Instructions for the task ▸ Your answer should be a single number: the count of lines that hold the word "капитального".

Data section ▸
---+---

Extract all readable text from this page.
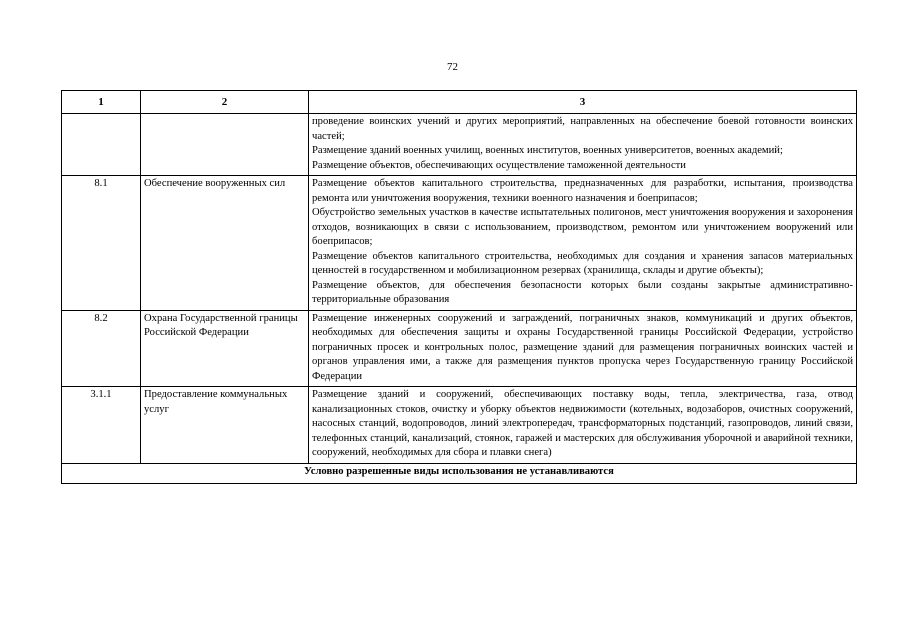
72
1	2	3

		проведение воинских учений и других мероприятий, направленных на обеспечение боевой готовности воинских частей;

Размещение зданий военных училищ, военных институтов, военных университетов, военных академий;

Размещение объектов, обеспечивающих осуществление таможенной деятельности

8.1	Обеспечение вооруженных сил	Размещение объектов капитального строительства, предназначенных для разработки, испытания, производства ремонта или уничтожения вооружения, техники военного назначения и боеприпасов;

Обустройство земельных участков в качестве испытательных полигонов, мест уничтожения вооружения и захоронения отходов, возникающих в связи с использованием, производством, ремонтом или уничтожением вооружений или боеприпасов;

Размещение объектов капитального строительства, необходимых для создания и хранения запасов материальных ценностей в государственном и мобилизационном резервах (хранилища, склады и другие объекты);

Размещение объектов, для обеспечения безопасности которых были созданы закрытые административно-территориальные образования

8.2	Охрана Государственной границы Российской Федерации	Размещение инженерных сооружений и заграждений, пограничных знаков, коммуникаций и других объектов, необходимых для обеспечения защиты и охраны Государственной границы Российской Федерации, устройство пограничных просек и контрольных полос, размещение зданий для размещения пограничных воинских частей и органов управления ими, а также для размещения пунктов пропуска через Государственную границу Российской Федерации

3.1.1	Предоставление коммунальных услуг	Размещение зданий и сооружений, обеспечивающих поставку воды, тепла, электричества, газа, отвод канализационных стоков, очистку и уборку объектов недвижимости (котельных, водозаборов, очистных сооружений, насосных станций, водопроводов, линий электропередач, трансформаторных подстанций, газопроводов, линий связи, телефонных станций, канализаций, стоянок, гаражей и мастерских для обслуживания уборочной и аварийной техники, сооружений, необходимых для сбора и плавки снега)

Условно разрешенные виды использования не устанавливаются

---+---

Full solution ▸ 2